[Records from a data collection]
|---|

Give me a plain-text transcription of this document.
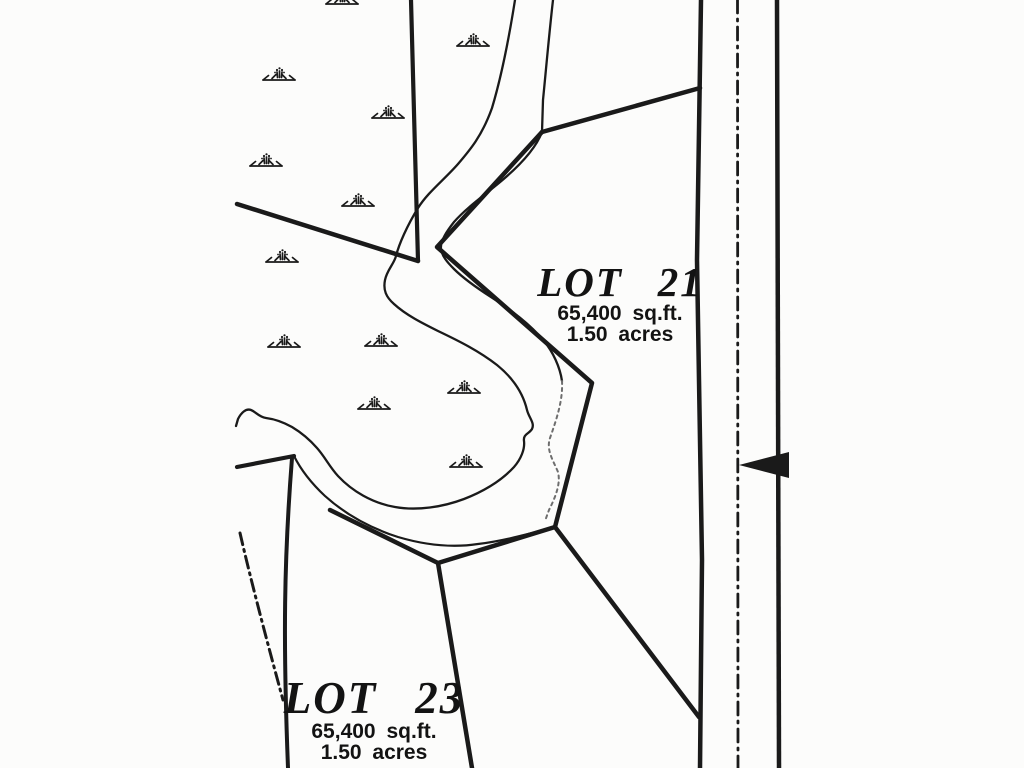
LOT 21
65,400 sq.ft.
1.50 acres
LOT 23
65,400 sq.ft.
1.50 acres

|---|

Quote every record above exactly, omitting any pictures they contain.

**The completed task**
Give me a plain-text transcription of this document.
LOT 21
65,400 sq.ft.
1.50 acres
LOT 23
65,400 sq.ft.
1.50 acres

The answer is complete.